WHAT YOU WILL DO:
Give back the whole listing exactly as shown.

[Extracted data entries]
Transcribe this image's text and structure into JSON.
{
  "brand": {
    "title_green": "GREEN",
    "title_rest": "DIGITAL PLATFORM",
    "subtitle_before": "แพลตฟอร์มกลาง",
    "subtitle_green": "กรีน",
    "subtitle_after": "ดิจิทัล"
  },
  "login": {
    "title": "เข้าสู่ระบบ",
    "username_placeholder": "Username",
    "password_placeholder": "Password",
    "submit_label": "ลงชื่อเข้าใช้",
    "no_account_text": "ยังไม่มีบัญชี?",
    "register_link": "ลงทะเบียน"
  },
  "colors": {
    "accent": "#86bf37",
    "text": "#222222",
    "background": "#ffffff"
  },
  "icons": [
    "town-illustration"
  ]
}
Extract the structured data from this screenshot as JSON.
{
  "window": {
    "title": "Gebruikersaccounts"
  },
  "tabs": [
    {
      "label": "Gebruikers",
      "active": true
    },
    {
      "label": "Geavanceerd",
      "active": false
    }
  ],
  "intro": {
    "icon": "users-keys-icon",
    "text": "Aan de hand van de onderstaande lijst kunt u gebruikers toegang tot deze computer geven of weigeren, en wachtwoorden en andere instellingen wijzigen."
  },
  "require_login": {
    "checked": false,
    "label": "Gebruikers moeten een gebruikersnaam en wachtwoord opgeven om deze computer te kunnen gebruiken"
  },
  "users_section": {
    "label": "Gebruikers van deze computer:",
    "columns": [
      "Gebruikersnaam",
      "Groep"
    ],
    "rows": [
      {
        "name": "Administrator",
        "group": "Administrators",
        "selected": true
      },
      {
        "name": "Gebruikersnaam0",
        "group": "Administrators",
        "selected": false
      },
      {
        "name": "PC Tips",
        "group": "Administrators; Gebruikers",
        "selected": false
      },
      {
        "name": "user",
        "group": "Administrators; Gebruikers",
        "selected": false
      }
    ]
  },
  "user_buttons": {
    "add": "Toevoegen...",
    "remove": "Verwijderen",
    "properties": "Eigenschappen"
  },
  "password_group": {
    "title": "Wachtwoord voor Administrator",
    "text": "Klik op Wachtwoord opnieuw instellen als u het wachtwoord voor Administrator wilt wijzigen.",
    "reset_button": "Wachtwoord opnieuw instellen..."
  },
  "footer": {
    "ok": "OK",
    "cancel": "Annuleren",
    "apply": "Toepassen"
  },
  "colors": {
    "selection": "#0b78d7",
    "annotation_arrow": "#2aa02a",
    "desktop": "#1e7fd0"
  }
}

PROBLEM SOLUTION:
Transcribe this image's text and structure into JSON.
{
  "brand": {
    "title_green": "GREEN",
    "title_rest": "DIGITAL PLATFORM",
    "subtitle_before": "แพลตฟอร์มกลาง",
    "subtitle_green": "กรีน",
    "subtitle_after": "ดิจิทัล"
  },
  "login": {
    "title": "เข้าสู่ระบบ",
    "username_placeholder": "Username",
    "password_placeholder": "Password",
    "submit_label": "ลงชื่อเข้าใช้",
    "no_account_text": "ยังไม่มีบัญชี?",
    "register_link": "ลงทะเบียน"
  },
  "colors": {
    "accent": "#86bf37",
    "text": "#222222",
    "background": "#ffffff"
  },
  "icons": [
    "town-illustration"
  ]
}
Extract the structured data from this screenshot as JSON.
{
  "window": {
    "title": "Gebruikersaccounts"
  },
  "tabs": [
    {
      "label": "Gebruikers",
      "active": true
    },
    {
      "label": "Geavanceerd",
      "active": false
    }
  ],
  "intro": {
    "icon": "users-keys-icon",
    "text": "Aan de hand van de onderstaande lijst kunt u gebruikers toegang tot deze computer geven of weigeren, en wachtwoorden en andere instellingen wijzigen."
  },
  "require_login": {
    "checked": false,
    "label": "Gebruikers moeten een gebruikersnaam en wachtwoord opgeven om deze computer te kunnen gebruiken"
  },
  "users_section": {
    "label": "Gebruikers van deze computer:",
    "columns": [
      "Gebruikersnaam",
      "Groep"
    ],
    "rows": [
      {
        "name": "Administrator",
        "group": "Administrators",
        "selected": true
      },
      {
        "name": "Gebruikersnaam0",
        "group": "Administrators",
        "selected": false
      },
      {
        "name": "PC Tips",
        "group": "Administrators; Gebruikers",
        "selected": false
      },
      {
        "name": "user",
        "group": "Administrators; Gebruikers",
        "selected": false
      }
    ]
  },
  "user_buttons": {
    "add": "Toevoegen...",
    "remove": "Verwijderen",
    "properties": "Eigenschappen"
  },
  "password_group": {
    "title": "Wachtwoord voor Administrator",
    "text": "Klik op Wachtwoord opnieuw instellen als u het wachtwoord voor Administrator wilt wijzigen.",
    "reset_button": "Wachtwoord opnieuw instellen..."
  },
  "footer": {
    "ok": "OK",
    "cancel": "Annuleren",
    "apply": "Toepassen"
  },
  "colors": {
    "selection": "#0b78d7",
    "annotation_arrow": "#2aa02a",
    "desktop": "#1e7fd0"
  }
}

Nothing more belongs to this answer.